(Collected data entries)
<<<<

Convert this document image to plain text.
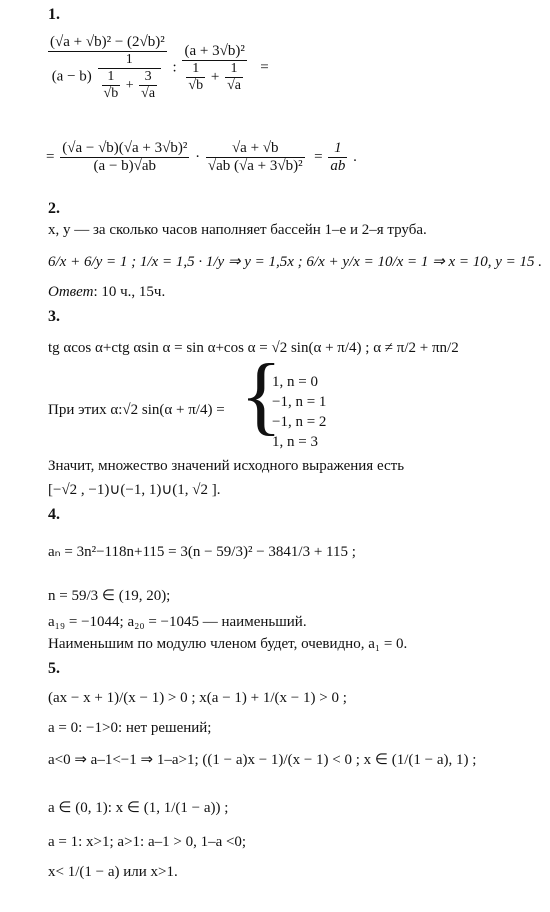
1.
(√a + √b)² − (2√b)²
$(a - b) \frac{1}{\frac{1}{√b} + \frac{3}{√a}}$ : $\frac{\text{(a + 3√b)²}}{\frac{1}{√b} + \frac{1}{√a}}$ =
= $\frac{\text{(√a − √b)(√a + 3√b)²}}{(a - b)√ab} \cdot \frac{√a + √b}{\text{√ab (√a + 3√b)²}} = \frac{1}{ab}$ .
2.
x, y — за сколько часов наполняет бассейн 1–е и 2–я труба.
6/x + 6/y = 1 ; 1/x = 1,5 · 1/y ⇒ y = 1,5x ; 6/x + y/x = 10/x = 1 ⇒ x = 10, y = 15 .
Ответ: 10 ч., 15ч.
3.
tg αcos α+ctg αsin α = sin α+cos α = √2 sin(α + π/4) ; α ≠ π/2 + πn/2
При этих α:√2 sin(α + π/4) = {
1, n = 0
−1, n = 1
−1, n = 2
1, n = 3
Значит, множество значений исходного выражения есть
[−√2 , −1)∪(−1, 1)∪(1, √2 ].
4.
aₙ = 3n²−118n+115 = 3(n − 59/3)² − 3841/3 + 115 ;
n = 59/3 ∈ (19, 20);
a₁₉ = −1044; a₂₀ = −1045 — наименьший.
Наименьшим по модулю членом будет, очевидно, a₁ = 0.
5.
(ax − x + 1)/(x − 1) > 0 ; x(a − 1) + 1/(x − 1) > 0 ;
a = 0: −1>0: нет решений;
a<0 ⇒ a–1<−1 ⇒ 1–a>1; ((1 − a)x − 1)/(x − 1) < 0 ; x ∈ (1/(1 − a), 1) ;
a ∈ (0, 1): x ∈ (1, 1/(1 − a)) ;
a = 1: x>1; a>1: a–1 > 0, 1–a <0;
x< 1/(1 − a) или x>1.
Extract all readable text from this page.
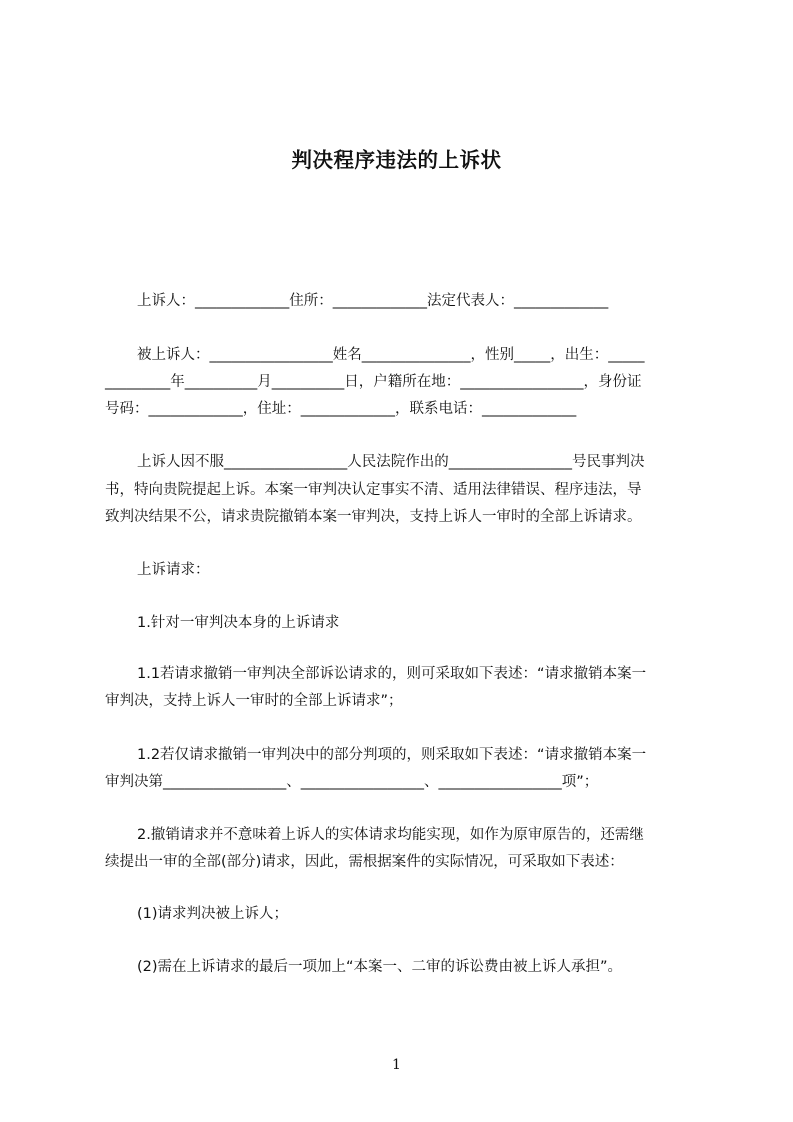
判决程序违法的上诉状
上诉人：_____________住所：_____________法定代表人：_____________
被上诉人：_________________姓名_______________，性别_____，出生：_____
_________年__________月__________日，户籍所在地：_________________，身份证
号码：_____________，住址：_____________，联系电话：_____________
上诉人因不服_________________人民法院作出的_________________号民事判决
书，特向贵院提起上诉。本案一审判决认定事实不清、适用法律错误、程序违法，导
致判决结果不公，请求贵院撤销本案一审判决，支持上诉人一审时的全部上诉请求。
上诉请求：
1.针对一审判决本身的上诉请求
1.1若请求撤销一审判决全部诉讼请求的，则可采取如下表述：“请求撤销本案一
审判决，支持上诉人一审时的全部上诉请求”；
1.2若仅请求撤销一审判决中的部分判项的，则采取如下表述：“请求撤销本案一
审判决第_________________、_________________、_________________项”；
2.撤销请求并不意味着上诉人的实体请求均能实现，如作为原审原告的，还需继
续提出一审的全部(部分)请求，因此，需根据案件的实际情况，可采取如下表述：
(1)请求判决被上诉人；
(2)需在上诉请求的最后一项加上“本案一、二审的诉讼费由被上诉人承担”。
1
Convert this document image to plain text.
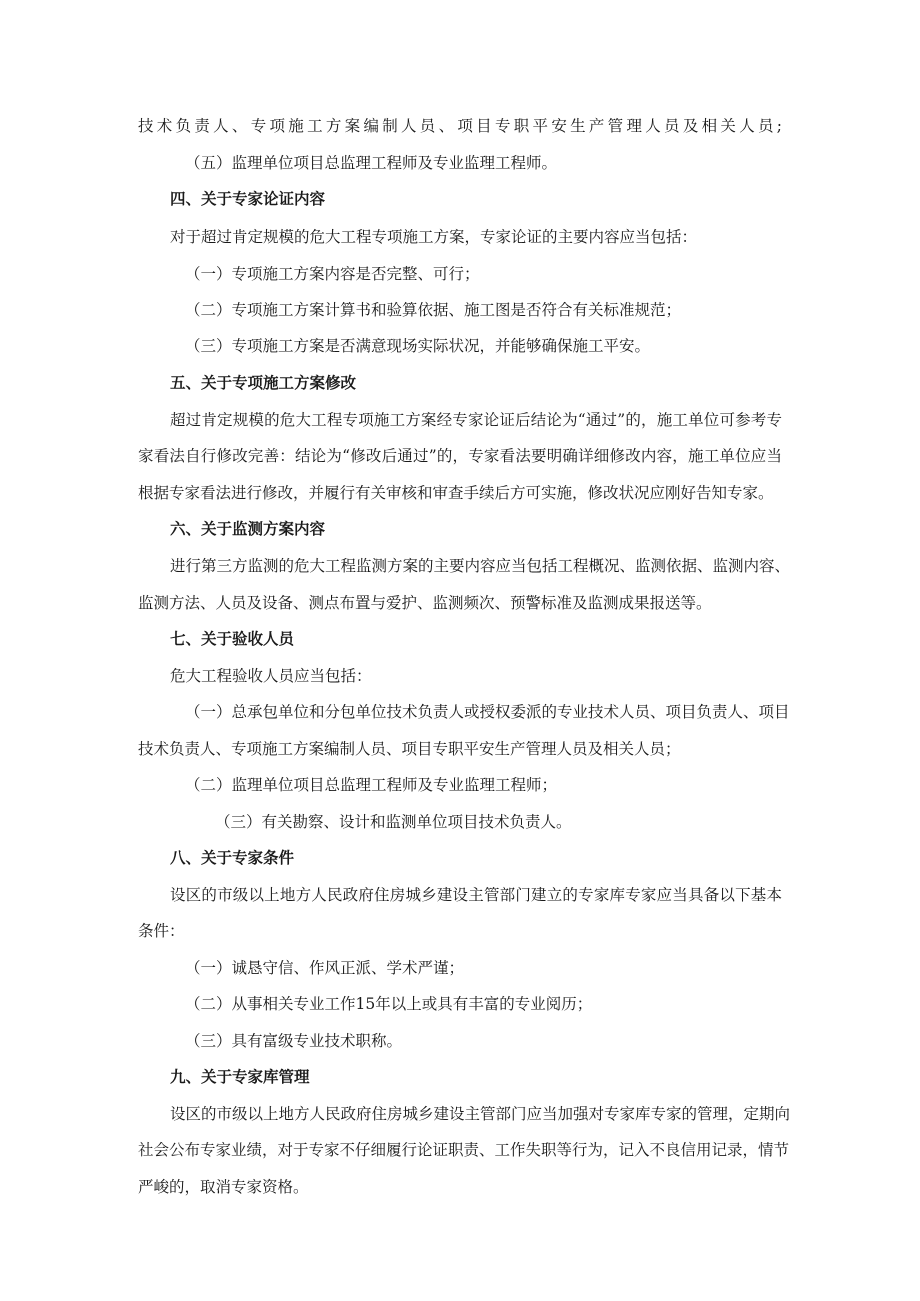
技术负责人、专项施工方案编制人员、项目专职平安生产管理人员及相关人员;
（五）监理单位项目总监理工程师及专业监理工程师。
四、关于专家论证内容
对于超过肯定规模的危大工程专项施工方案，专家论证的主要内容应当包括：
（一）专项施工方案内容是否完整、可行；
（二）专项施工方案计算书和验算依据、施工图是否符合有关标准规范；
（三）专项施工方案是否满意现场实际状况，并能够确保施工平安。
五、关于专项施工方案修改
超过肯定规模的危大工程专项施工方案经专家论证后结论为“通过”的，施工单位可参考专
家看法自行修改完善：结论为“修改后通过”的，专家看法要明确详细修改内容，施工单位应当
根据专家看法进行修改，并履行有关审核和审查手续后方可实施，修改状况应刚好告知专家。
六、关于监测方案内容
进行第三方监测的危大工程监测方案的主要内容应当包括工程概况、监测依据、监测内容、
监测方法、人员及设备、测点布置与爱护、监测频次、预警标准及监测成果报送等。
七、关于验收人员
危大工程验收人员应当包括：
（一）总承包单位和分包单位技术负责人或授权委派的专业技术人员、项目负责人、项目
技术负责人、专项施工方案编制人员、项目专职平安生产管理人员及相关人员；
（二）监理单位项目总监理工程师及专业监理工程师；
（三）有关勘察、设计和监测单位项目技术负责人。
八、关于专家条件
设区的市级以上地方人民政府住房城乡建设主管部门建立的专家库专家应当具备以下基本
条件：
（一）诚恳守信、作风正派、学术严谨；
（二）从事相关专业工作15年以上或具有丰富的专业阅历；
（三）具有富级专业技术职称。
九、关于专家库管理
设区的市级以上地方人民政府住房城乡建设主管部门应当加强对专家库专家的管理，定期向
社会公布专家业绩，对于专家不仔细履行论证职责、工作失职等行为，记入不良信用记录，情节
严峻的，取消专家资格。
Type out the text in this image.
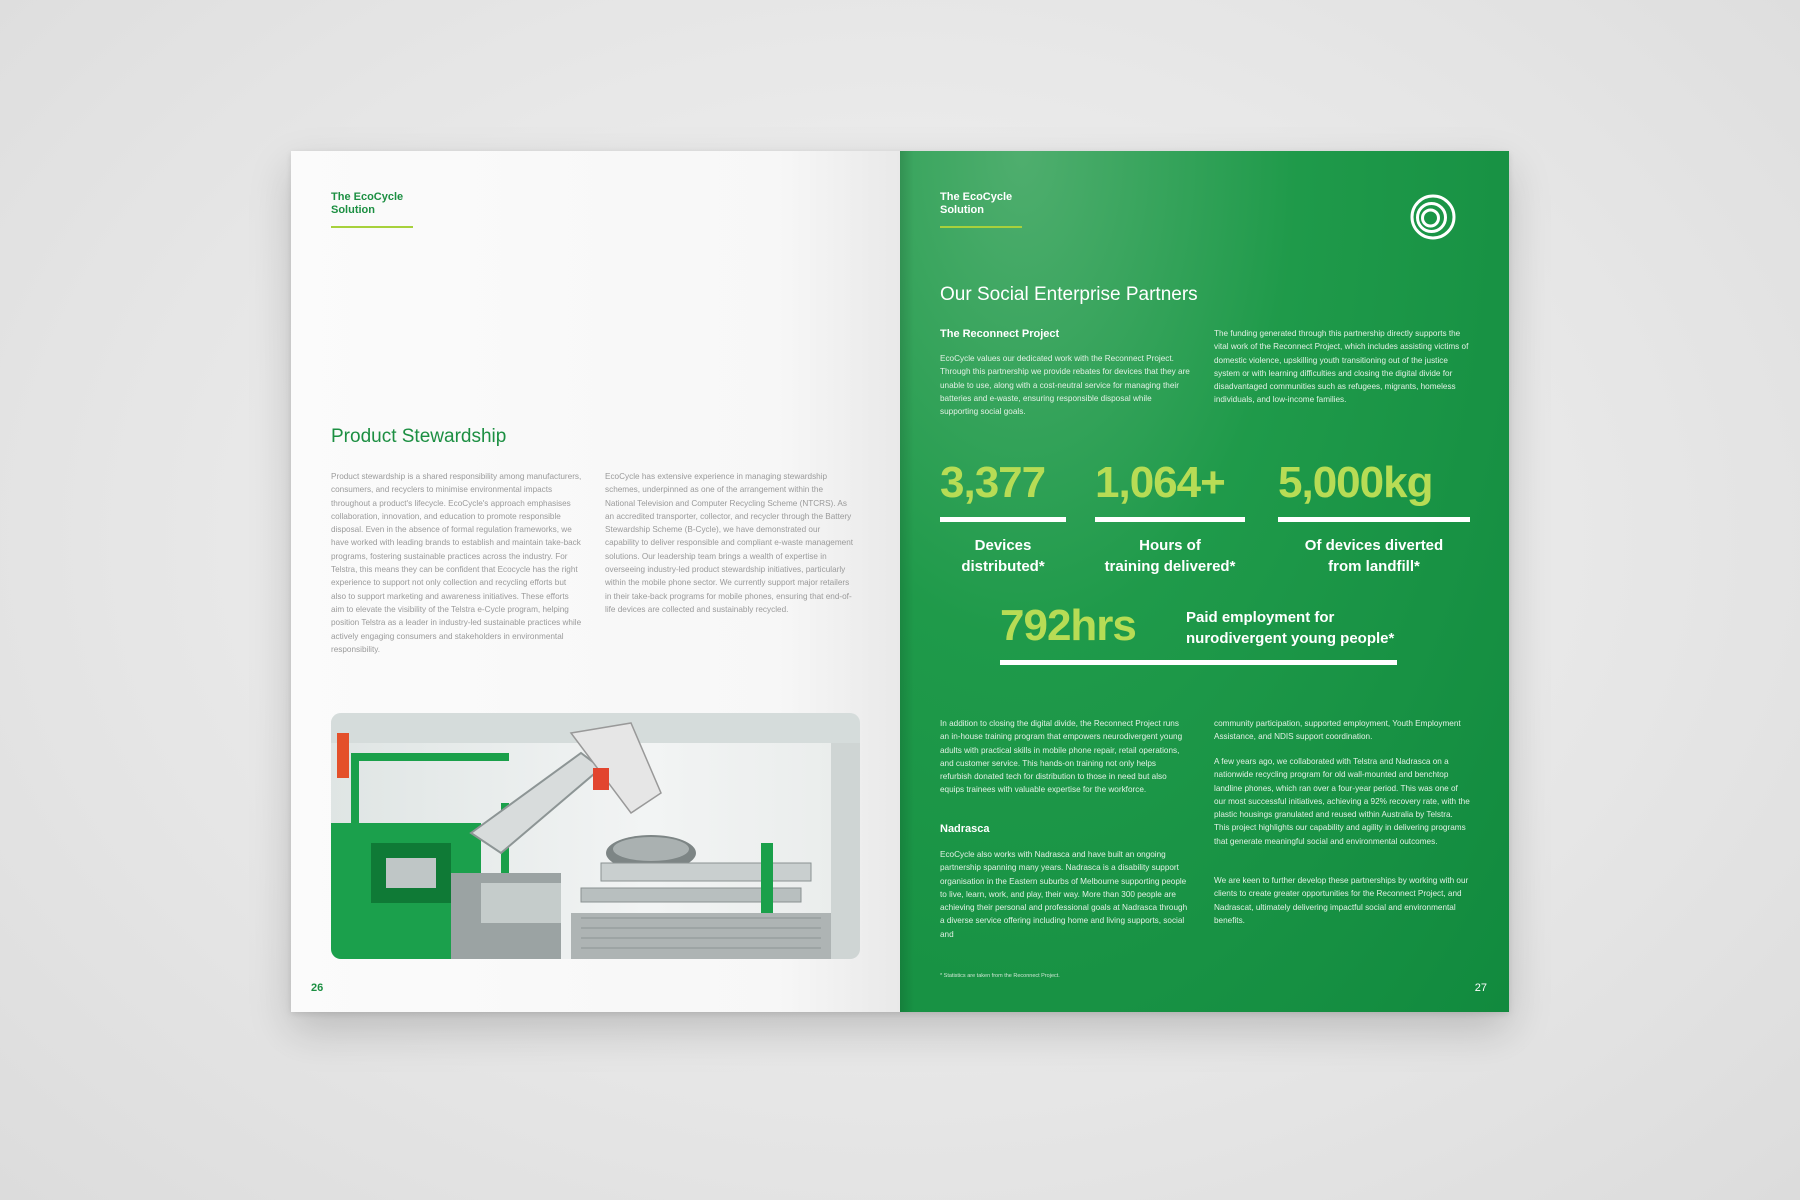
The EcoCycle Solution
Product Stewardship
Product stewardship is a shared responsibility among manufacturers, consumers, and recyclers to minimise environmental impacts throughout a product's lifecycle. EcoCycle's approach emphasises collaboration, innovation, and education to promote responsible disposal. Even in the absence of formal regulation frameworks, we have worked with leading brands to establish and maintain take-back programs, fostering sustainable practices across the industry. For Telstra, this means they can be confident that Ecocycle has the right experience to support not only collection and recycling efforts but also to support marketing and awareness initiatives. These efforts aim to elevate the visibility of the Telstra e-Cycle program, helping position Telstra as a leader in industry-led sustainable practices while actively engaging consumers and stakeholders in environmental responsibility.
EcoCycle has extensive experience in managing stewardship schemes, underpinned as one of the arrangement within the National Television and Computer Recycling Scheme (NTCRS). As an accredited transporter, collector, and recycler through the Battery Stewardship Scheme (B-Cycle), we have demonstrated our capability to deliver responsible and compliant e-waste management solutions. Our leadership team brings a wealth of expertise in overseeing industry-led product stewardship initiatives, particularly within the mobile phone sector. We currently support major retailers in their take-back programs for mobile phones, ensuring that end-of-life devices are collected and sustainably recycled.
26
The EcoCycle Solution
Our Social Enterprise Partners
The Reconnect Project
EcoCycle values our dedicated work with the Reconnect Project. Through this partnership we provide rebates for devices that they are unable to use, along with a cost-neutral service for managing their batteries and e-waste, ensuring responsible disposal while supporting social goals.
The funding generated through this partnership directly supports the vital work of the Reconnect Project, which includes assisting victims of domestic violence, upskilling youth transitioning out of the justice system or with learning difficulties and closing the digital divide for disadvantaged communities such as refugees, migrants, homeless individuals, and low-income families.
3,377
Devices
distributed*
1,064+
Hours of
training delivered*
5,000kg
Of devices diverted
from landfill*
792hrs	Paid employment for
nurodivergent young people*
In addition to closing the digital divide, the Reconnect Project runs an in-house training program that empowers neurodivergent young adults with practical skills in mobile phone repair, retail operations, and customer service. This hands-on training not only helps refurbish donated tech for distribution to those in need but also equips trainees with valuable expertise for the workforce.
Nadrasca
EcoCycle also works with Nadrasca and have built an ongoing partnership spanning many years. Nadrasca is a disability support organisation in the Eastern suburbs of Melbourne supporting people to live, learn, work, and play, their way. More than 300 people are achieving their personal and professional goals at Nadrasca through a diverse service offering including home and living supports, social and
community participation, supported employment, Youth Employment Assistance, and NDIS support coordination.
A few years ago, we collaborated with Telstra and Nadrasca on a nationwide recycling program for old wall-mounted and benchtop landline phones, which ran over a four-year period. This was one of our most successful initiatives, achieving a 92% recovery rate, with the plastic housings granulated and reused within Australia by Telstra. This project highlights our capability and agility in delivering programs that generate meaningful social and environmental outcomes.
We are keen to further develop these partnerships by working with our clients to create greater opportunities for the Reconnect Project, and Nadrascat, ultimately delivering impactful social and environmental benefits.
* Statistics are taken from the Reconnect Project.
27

>>>>

Leaving aside the images, write out the entries above word for word.

# [Task result]
Convert this document image to plain text.
1.
(√a + √b)² − (2√b)²
$(a - b) \frac{1}{\frac{1}{√b} + \frac{3}{√a}}$ : $\frac{\text{(a + 3√b)²}}{\frac{1}{√b} + \frac{1}{√a}}$ =
= $\frac{\text{(√a − √b)(√a + 3√b)²}}{(a - b)√ab} \cdot \frac{√a + √b}{\text{√ab (√a + 3√b)²}} = \frac{1}{ab}$ .
2.
x, y — за сколько часов наполняет бассейн 1–е и 2–я труба.
6/x + 6/y = 1 ; 1/x = 1,5 · 1/y ⇒ y = 1,5x ; 6/x + y/x = 10/x = 1 ⇒ x = 10, y = 15 .
Ответ: 10 ч., 15ч.
3.
tg αcos α+ctg αsin α = sin α+cos α = √2 sin(α + π/4) ; α ≠ π/2 + πn/2
При этих α:√2 sin(α + π/4) = {
1, n = 0
−1, n = 1
−1, n = 2
1, n = 3
Значит, множество значений исходного выражения есть
[−√2 , −1)∪(−1, 1)∪(1, √2 ].
4.
aₙ = 3n²−118n+115 = 3(n − 59/3)² − 3841/3 + 115 ;
n = 59/3 ∈ (19, 20);
a₁₉ = −1044; a₂₀ = −1045 — наименьший.
Наименьшим по модулю членом будет, очевидно, a₁ = 0.
5.
(ax − x + 1)/(x − 1) > 0 ; x(a − 1) + 1/(x − 1) > 0 ;
a = 0: −1>0: нет решений;
a<0 ⇒ a–1<−1 ⇒ 1–a>1; ((1 − a)x − 1)/(x − 1) < 0 ; x ∈ (1/(1 − a), 1) ;
a ∈ (0, 1): x ∈ (1, 1/(1 − a)) ;
a = 1: x>1; a>1: a–1 > 0, 1–a <0;
x< 1/(1 − a) или x>1.
Extract all readable text from this page.
判决程序违法的上诉状
上诉人：_____________住所：_____________法定代表人：_____________
被上诉人：_________________姓名_______________，性别_____，出生：_____
_________年__________月__________日，户籍所在地：_________________，身份证
号码：_____________，住址：_____________，联系电话：_____________
上诉人因不服_________________人民法院作出的_________________号民事判决
书，特向贵院提起上诉。本案一审判决认定事实不清、适用法律错误、程序违法，导
致判决结果不公，请求贵院撤销本案一审判决，支持上诉人一审时的全部上诉请求。
上诉请求：
1.针对一审判决本身的上诉请求
1.1若请求撤销一审判决全部诉讼请求的，则可采取如下表述：“请求撤销本案一
审判决，支持上诉人一审时的全部上诉请求”；
1.2若仅请求撤销一审判决中的部分判项的，则采取如下表述：“请求撤销本案一
审判决第_________________、_________________、_________________项”；
2.撤销请求并不意味着上诉人的实体请求均能实现，如作为原审原告的，还需继
续提出一审的全部(部分)请求，因此，需根据案件的实际情况，可采取如下表述：
(1)请求判决被上诉人；
(2)需在上诉请求的最后一项加上“本案一、二审的诉讼费由被上诉人承担”。
1
Convert this document image to plain text.
技术负责人、专项施工方案编制人员、项目专职平安生产管理人员及相关人员;
（五）监理单位项目总监理工程师及专业监理工程师。
四、关于专家论证内容
对于超过肯定规模的危大工程专项施工方案，专家论证的主要内容应当包括：
（一）专项施工方案内容是否完整、可行；
（二）专项施工方案计算书和验算依据、施工图是否符合有关标准规范；
（三）专项施工方案是否满意现场实际状况，并能够确保施工平安。
五、关于专项施工方案修改
超过肯定规模的危大工程专项施工方案经专家论证后结论为“通过”的，施工单位可参考专
家看法自行修改完善：结论为“修改后通过”的，专家看法要明确详细修改内容，施工单位应当
根据专家看法进行修改，并履行有关审核和审查手续后方可实施，修改状况应刚好告知专家。
六、关于监测方案内容
进行第三方监测的危大工程监测方案的主要内容应当包括工程概况、监测依据、监测内容、
监测方法、人员及设备、测点布置与爱护、监测频次、预警标准及监测成果报送等。
七、关于验收人员
危大工程验收人员应当包括：
（一）总承包单位和分包单位技术负责人或授权委派的专业技术人员、项目负责人、项目
技术负责人、专项施工方案编制人员、项目专职平安生产管理人员及相关人员；
（二）监理单位项目总监理工程师及专业监理工程师；
（三）有关勘察、设计和监测单位项目技术负责人。
八、关于专家条件
设区的市级以上地方人民政府住房城乡建设主管部门建立的专家库专家应当具备以下基本
条件：
（一）诚恳守信、作风正派、学术严谨；
（二）从事相关专业工作15年以上或具有丰富的专业阅历；
（三）具有富级专业技术职称。
九、关于专家库管理
设区的市级以上地方人民政府住房城乡建设主管部门应当加强对专家库专家的管理，定期向
社会公布专家业绩，对于专家不仔细履行论证职责、工作失职等行为，记入不良信用记录，情节
严峻的，取消专家资格。
Type out the text in this image.
The EcoCycle Solution
Product Stewardship
Product stewardship is a shared responsibility among manufacturers, consumers, and recyclers to minimise environmental impacts throughout a product's lifecycle. EcoCycle's approach emphasises collaboration, innovation, and education to promote responsible disposal. Even in the absence of formal regulation frameworks, we have worked with leading brands to establish and maintain take-back programs, fostering sustainable practices across the industry. For Telstra, this means they can be confident that Ecocycle has the right experience to support not only collection and recycling efforts but also to support marketing and awareness initiatives. These efforts aim to elevate the visibility of the Telstra e-Cycle program, helping position Telstra as a leader in industry-led sustainable practices while actively engaging consumers and stakeholders in environmental responsibility.
EcoCycle has extensive experience in managing stewardship schemes, underpinned as one of the arrangement within the National Television and Computer Recycling Scheme (NTCRS). As an accredited transporter, collector, and recycler through the Battery Stewardship Scheme (B-Cycle), we have demonstrated our capability to deliver responsible and compliant e-waste management solutions. Our leadership team brings a wealth of expertise in overseeing industry-led product stewardship initiatives, particularly within the mobile phone sector. We currently support major retailers in their take-back programs for mobile phones, ensuring that end-of-life devices are collected and sustainably recycled.
26
The EcoCycle Solution
Our Social Enterprise Partners
The Reconnect Project
EcoCycle values our dedicated work with the Reconnect Project. Through this partnership we provide rebates for devices that they are unable to use, along with a cost-neutral service for managing their batteries and e-waste, ensuring responsible disposal while supporting social goals.
The funding generated through this partnership directly supports the vital work of the Reconnect Project, which includes assisting victims of domestic violence, upskilling youth transitioning out of the justice system or with learning difficulties and closing the digital divide for disadvantaged communities such as refugees, migrants, homeless individuals, and low-income families.
3,377
Devices
distributed*
1,064+
Hours of
training delivered*
5,000kg
Of devices diverted
from landfill*
792hrs	Paid employment for
nurodivergent young people*
In addition to closing the digital divide, the Reconnect Project runs an in-house training program that empowers neurodivergent young adults with practical skills in mobile phone repair, retail operations, and customer service. This hands-on training not only helps refurbish donated tech for distribution to those in need but also equips trainees with valuable expertise for the workforce.
Nadrasca
EcoCycle also works with Nadrasca and have built an ongoing partnership spanning many years. Nadrasca is a disability support organisation in the Eastern suburbs of Melbourne supporting people to live, learn, work, and play, their way. More than 300 people are achieving their personal and professional goals at Nadrasca through a diverse service offering including home and living supports, social and
community participation, supported employment, Youth Employment Assistance, and NDIS support coordination.
A few years ago, we collaborated with Telstra and Nadrasca on a nationwide recycling program for old wall-mounted and benchtop landline phones, which ran over a four-year period. This was one of our most successful initiatives, achieving a 92% recovery rate, with the plastic housings granulated and reused within Australia by Telstra. This project highlights our capability and agility in delivering programs that generate meaningful social and environmental outcomes.
We are keen to further develop these partnerships by working with our clients to create greater opportunities for the Reconnect Project, and Nadrascat, ultimately delivering impactful social and environmental benefits.
* Statistics are taken from the Reconnect Project.
27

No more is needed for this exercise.